* _Problem_
Leave out any picture and return the remaining listing below exactly as given.

* _Material provided_
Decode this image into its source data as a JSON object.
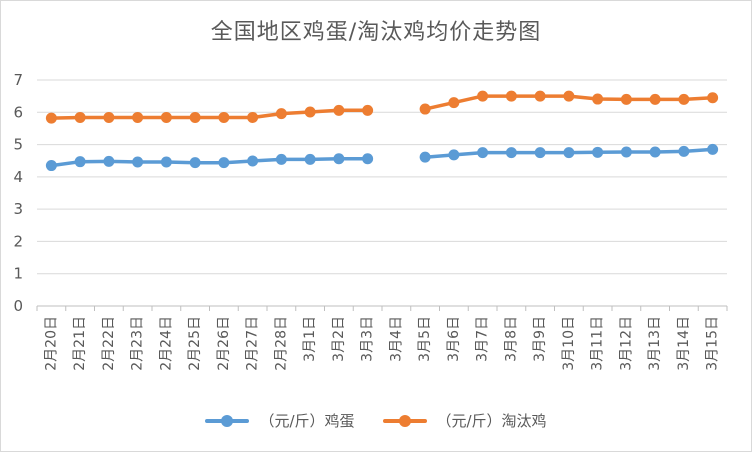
{
  "chart_data": {
    "type": "line",
    "title": "全国地区鸡蛋/淘汰鸡均价走势图",
    "xlabel": "",
    "ylabel": "",
    "ylim": [
      0,
      7
    ],
    "yticks": [
      "0",
      "1",
      "2",
      "3",
      "4",
      "5",
      "6",
      "7"
    ],
    "grid": "horizontal",
    "legend_position": "bottom",
    "categories": [
      "2月20日",
      "2月21日",
      "2月22日",
      "2月23日",
      "2月24日",
      "2月25日",
      "2月26日",
      "2月27日",
      "2月28日",
      "3月1日",
      "3月2日",
      "3月3日",
      "3月4日",
      "3月5日",
      "3月6日",
      "3月7日",
      "3月8日",
      "3月9日",
      "3月10日",
      "3月11日",
      "3月12日",
      "3月13日",
      "3月14日",
      "3月15日"
    ],
    "series": [
      {
        "name": "（元/斤）鸡蛋",
        "color": "#5b9bd5",
        "values": [
          4.35,
          4.47,
          4.48,
          4.46,
          4.46,
          4.44,
          4.44,
          4.49,
          4.54,
          4.54,
          4.56,
          4.56,
          null,
          4.61,
          4.68,
          4.75,
          4.75,
          4.75,
          4.75,
          4.76,
          4.77,
          4.77,
          4.79,
          4.85
        ]
      },
      {
        "name": "（元/斤）淘汰鸡",
        "color": "#ed7d31",
        "values": [
          5.82,
          5.84,
          5.84,
          5.84,
          5.84,
          5.84,
          5.84,
          5.84,
          5.96,
          6.01,
          6.06,
          6.06,
          null,
          6.1,
          6.3,
          6.5,
          6.5,
          6.5,
          6.5,
          6.41,
          6.4,
          6.4,
          6.4,
          6.45
        ]
      }
    ]
  }
}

* _Result_
Decode this image into its source data as a JSON object.
{
  "chart_data": {
    "type": "line",
    "title": "全国地区鸡蛋/淘汰鸡均价走势图",
    "xlabel": "",
    "ylabel": "",
    "ylim": [
      0,
      7
    ],
    "yticks": [
      "0",
      "1",
      "2",
      "3",
      "4",
      "5",
      "6",
      "7"
    ],
    "grid": "horizontal",
    "legend_position": "bottom",
    "categories": [
      "2月20日",
      "2月21日",
      "2月22日",
      "2月23日",
      "2月24日",
      "2月25日",
      "2月26日",
      "2月27日",
      "2月28日",
      "3月1日",
      "3月2日",
      "3月3日",
      "3月4日",
      "3月5日",
      "3月6日",
      "3月7日",
      "3月8日",
      "3月9日",
      "3月10日",
      "3月11日",
      "3月12日",
      "3月13日",
      "3月14日",
      "3月15日"
    ],
    "series": [
      {
        "name": "（元/斤）鸡蛋",
        "color": "#5b9bd5",
        "values": [
          4.35,
          4.47,
          4.48,
          4.46,
          4.46,
          4.44,
          4.44,
          4.49,
          4.54,
          4.54,
          4.56,
          4.56,
          null,
          4.61,
          4.68,
          4.75,
          4.75,
          4.75,
          4.75,
          4.76,
          4.77,
          4.77,
          4.79,
          4.85
        ]
      },
      {
        "name": "（元/斤）淘汰鸡",
        "color": "#ed7d31",
        "values": [
          5.82,
          5.84,
          5.84,
          5.84,
          5.84,
          5.84,
          5.84,
          5.84,
          5.96,
          6.01,
          6.06,
          6.06,
          null,
          6.1,
          6.3,
          6.5,
          6.5,
          6.5,
          6.5,
          6.41,
          6.4,
          6.4,
          6.4,
          6.45
        ]
      }
    ]
  }
}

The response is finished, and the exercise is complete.